> **Written request**
Filter this material down to the lines that hold "PowerPoint", copying each one.

> **Data excerpts**

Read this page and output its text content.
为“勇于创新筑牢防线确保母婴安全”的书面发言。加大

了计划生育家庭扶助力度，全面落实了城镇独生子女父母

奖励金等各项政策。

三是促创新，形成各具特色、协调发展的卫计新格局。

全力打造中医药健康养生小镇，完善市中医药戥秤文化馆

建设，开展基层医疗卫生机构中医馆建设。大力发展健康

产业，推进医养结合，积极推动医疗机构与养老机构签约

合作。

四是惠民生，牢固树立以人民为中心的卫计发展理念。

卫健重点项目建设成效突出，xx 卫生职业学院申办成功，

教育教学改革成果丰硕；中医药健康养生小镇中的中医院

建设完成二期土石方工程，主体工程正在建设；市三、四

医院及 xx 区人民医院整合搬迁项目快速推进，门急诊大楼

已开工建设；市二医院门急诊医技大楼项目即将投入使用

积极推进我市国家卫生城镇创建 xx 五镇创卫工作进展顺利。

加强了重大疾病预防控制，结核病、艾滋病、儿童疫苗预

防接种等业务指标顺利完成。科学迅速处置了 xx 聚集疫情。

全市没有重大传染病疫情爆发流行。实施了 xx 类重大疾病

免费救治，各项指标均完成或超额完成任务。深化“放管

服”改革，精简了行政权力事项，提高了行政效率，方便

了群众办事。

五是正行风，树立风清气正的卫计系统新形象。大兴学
* * *
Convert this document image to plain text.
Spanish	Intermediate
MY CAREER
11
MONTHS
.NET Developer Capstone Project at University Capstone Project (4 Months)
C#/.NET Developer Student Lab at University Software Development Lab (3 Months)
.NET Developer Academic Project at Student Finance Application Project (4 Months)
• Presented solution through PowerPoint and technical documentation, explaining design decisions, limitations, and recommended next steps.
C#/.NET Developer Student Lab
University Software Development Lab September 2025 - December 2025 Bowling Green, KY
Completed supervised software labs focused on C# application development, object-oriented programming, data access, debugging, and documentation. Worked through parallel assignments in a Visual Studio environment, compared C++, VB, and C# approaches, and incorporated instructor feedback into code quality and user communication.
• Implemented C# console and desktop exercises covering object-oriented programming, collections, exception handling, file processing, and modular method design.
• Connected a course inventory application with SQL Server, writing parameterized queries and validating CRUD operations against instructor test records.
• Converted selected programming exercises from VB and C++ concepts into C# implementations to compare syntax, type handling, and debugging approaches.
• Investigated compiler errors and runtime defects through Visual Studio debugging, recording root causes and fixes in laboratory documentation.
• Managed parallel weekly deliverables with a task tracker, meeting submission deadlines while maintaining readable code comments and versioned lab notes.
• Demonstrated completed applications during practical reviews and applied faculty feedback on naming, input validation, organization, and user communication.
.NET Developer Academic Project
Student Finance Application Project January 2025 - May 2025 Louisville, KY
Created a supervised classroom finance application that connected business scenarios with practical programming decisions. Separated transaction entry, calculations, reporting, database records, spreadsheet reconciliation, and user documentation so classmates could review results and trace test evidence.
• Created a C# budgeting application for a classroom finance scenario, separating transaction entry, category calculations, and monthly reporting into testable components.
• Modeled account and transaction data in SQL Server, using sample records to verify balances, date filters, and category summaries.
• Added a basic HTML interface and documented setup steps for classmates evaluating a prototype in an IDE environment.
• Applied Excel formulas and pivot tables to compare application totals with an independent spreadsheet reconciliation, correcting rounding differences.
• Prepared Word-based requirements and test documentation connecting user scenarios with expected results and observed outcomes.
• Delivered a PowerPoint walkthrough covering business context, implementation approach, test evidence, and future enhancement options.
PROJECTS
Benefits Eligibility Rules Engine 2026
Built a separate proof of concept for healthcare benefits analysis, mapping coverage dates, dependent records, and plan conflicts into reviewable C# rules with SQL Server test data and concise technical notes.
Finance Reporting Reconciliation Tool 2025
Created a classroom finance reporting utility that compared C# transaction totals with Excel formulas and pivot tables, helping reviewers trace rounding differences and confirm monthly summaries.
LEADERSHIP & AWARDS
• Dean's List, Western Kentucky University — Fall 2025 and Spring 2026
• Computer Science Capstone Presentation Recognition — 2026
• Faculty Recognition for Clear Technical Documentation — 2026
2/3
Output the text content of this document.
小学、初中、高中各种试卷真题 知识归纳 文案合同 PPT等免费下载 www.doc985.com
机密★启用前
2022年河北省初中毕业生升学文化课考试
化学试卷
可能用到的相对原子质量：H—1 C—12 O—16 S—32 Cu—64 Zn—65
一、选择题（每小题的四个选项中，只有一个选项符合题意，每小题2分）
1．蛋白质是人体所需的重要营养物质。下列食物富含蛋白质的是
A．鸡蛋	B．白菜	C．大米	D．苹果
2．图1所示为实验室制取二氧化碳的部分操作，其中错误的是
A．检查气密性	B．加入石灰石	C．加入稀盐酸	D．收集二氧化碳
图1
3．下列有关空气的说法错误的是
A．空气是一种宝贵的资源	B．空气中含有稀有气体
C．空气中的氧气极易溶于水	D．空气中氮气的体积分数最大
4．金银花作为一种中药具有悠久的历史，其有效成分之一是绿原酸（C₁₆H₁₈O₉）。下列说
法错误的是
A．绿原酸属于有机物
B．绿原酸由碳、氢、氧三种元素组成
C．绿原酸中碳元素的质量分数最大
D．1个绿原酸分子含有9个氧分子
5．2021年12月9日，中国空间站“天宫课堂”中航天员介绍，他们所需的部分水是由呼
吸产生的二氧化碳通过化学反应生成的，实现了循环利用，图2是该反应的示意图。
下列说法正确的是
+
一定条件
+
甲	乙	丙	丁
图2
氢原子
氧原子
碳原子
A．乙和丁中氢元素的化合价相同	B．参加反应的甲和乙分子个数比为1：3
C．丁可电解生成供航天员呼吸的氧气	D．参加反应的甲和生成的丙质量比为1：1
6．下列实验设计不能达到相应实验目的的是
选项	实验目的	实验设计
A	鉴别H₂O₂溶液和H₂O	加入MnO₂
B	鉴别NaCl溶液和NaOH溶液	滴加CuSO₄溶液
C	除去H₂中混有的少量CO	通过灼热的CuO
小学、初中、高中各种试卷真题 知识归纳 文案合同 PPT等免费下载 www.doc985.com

> **Right answer**
• Presented solution through PowerPoint and technical documentation, explaining design decisions, limitations, and recommended next steps.
• Delivered a PowerPoint walkthrough covering business context, implementation approach, test evidence, and future enhancement options.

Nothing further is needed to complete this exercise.